Given information.
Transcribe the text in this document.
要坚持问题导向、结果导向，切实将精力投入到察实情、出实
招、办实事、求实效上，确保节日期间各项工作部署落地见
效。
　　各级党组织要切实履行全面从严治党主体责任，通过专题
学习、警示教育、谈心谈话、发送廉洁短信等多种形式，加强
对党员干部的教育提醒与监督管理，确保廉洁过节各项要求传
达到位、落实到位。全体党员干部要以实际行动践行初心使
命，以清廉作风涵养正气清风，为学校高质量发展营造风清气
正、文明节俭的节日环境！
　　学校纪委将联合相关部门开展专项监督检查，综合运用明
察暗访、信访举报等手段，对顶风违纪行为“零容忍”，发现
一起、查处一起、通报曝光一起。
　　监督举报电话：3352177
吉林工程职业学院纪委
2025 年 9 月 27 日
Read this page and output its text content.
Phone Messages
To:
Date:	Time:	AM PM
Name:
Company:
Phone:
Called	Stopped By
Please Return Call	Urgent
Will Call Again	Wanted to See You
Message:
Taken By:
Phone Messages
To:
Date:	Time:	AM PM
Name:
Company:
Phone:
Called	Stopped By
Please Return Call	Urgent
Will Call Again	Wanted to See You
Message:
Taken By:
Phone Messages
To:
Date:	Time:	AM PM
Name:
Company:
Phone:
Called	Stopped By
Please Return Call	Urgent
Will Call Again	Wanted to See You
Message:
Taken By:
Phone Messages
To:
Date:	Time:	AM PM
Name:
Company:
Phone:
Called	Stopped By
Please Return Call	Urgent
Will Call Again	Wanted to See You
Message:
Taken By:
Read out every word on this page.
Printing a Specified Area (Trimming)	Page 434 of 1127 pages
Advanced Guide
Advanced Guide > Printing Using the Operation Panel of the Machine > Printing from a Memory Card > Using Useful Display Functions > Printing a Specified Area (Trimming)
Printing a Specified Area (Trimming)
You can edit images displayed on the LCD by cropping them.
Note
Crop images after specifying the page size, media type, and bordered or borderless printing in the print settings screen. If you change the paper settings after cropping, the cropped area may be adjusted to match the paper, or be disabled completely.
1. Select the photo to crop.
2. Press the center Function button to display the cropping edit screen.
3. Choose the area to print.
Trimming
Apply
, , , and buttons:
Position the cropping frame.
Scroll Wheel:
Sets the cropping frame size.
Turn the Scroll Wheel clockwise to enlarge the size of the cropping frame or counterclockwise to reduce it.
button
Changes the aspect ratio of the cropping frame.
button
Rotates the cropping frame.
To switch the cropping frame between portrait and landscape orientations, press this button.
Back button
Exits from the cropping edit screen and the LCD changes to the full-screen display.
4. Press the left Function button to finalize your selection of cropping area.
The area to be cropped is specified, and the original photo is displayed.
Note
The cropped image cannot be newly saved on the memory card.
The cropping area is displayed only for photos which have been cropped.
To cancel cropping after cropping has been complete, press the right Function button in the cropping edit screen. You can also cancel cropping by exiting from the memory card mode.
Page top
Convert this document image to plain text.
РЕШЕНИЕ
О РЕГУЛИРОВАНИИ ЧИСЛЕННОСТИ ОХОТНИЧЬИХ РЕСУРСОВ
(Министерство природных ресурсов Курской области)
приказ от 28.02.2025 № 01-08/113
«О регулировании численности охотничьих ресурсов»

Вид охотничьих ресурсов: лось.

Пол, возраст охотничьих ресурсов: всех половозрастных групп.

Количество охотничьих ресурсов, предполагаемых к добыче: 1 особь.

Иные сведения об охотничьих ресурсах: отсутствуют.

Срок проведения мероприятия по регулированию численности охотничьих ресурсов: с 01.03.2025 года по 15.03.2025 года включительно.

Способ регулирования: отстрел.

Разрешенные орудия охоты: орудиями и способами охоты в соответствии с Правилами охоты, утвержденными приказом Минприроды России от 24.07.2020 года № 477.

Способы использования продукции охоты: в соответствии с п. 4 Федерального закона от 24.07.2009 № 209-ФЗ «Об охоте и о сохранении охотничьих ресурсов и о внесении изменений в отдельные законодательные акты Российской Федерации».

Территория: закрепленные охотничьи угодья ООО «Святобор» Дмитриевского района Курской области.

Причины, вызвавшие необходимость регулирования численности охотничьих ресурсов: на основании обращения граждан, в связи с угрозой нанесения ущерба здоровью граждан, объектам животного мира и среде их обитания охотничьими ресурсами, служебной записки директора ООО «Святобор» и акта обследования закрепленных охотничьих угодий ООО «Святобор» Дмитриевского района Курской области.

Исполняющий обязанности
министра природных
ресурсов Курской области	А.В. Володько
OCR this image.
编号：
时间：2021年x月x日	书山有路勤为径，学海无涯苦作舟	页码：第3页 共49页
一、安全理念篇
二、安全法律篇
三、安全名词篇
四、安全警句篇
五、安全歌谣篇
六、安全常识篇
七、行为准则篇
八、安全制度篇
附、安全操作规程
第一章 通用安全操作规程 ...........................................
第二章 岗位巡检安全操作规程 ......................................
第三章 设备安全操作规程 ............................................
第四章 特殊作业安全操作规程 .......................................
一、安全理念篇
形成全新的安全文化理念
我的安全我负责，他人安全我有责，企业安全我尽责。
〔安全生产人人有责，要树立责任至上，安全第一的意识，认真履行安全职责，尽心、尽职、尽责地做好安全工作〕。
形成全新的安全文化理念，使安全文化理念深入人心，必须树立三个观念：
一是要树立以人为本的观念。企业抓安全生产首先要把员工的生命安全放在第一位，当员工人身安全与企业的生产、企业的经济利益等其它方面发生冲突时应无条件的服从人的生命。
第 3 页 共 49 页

Exercise goal.
Restate each record word for word.

The output.
Transcribe the text in this document.
要坚持问题导向、结果导向，切实将精力投入到察实情、出实
招、办实事、求实效上，确保节日期间各项工作部署落地见
效。
　　各级党组织要切实履行全面从严治党主体责任，通过专题
学习、警示教育、谈心谈话、发送廉洁短信等多种形式，加强
对党员干部的教育提醒与监督管理，确保廉洁过节各项要求传
达到位、落实到位。全体党员干部要以实际行动践行初心使
命，以清廉作风涵养正气清风，为学校高质量发展营造风清气
正、文明节俭的节日环境！
　　学校纪委将联合相关部门开展专项监督检查，综合运用明
察暗访、信访举报等手段，对顶风违纪行为“零容忍”，发现
一起、查处一起、通报曝光一起。
　　监督举报电话：3352177
吉林工程职业学院纪委
2025 年 9 月 27 日
Read this page and output its text content.
Phone Messages
To:
Date:	Time:	AM PM
Name:
Company:
Phone:
Called	Stopped By
Please Return Call	Urgent
Will Call Again	Wanted to See You
Message:
Taken By:
Phone Messages
To:
Date:	Time:	AM PM
Name:
Company:
Phone:
Called	Stopped By
Please Return Call	Urgent
Will Call Again	Wanted to See You
Message:
Taken By:
Phone Messages
To:
Date:	Time:	AM PM
Name:
Company:
Phone:
Called	Stopped By
Please Return Call	Urgent
Will Call Again	Wanted to See You
Message:
Taken By:
Phone Messages
To:
Date:	Time:	AM PM
Name:
Company:
Phone:
Called	Stopped By
Please Return Call	Urgent
Will Call Again	Wanted to See You
Message:
Taken By:
Read out every word on this page.
Printing a Specified Area (Trimming)	Page 434 of 1127 pages
Advanced Guide
Advanced Guide > Printing Using the Operation Panel of the Machine > Printing from a Memory Card > Using Useful Display Functions > Printing a Specified Area (Trimming)
Printing a Specified Area (Trimming)
You can edit images displayed on the LCD by cropping them.
Note
Crop images after specifying the page size, media type, and bordered or borderless printing in the print settings screen. If you change the paper settings after cropping, the cropped area may be adjusted to match the paper, or be disabled completely.
1. Select the photo to crop.
2. Press the center Function button to display the cropping edit screen.
3. Choose the area to print.
Trimming
Apply
, , , and buttons:
Position the cropping frame.
Scroll Wheel:
Sets the cropping frame size.
Turn the Scroll Wheel clockwise to enlarge the size of the cropping frame or counterclockwise to reduce it.
button
Changes the aspect ratio of the cropping frame.
button
Rotates the cropping frame.
To switch the cropping frame between portrait and landscape orientations, press this button.
Back button
Exits from the cropping edit screen and the LCD changes to the full-screen display.
4. Press the left Function button to finalize your selection of cropping area.
The area to be cropped is specified, and the original photo is displayed.
Note
The cropped image cannot be newly saved on the memory card.
The cropping area is displayed only for photos which have been cropped.
To cancel cropping after cropping has been complete, press the right Function button in the cropping edit screen. You can also cancel cropping by exiting from the memory card mode.
Page top
Convert this document image to plain text.
РЕШЕНИЕ
О РЕГУЛИРОВАНИИ ЧИСЛЕННОСТИ ОХОТНИЧЬИХ РЕСУРСОВ
(Министерство природных ресурсов Курской области)
приказ от 28.02.2025 № 01-08/113
«О регулировании численности охотничьих ресурсов»

Вид охотничьих ресурсов: лось.

Пол, возраст охотничьих ресурсов: всех половозрастных групп.

Количество охотничьих ресурсов, предполагаемых к добыче: 1 особь.

Иные сведения об охотничьих ресурсах: отсутствуют.

Срок проведения мероприятия по регулированию численности охотничьих ресурсов: с 01.03.2025 года по 15.03.2025 года включительно.

Способ регулирования: отстрел.

Разрешенные орудия охоты: орудиями и способами охоты в соответствии с Правилами охоты, утвержденными приказом Минприроды России от 24.07.2020 года № 477.

Способы использования продукции охоты: в соответствии с п. 4 Федерального закона от 24.07.2009 № 209-ФЗ «Об охоте и о сохранении охотничьих ресурсов и о внесении изменений в отдельные законодательные акты Российской Федерации».

Территория: закрепленные охотничьи угодья ООО «Святобор» Дмитриевского района Курской области.

Причины, вызвавшие необходимость регулирования численности охотничьих ресурсов: на основании обращения граждан, в связи с угрозой нанесения ущерба здоровью граждан, объектам животного мира и среде их обитания охотничьими ресурсами, служебной записки директора ООО «Святобор» и акта обследования закрепленных охотничьих угодий ООО «Святобор» Дмитриевского района Курской области.

Исполняющий обязанности
министра природных
ресурсов Курской области	А.В. Володько
OCR this image.
编号：
时间：2021年x月x日	书山有路勤为径，学海无涯苦作舟	页码：第3页 共49页
一、安全理念篇
二、安全法律篇
三、安全名词篇
四、安全警句篇
五、安全歌谣篇
六、安全常识篇
七、行为准则篇
八、安全制度篇
附、安全操作规程
第一章 通用安全操作规程 ...........................................
第二章 岗位巡检安全操作规程 ......................................
第三章 设备安全操作规程 ............................................
第四章 特殊作业安全操作规程 .......................................
一、安全理念篇
形成全新的安全文化理念
我的安全我负责，他人安全我有责，企业安全我尽责。
〔安全生产人人有责，要树立责任至上，安全第一的意识，认真履行安全职责，尽心、尽职、尽责地做好安全工作〕。
形成全新的安全文化理念，使安全文化理念深入人心，必须树立三个观念：
一是要树立以人为本的观念。企业抓安全生产首先要把员工的生命安全放在第一位，当员工人身安全与企业的生产、企业的经济利益等其它方面发生冲突时应无条件的服从人的生命。
第 3 页 共 49 页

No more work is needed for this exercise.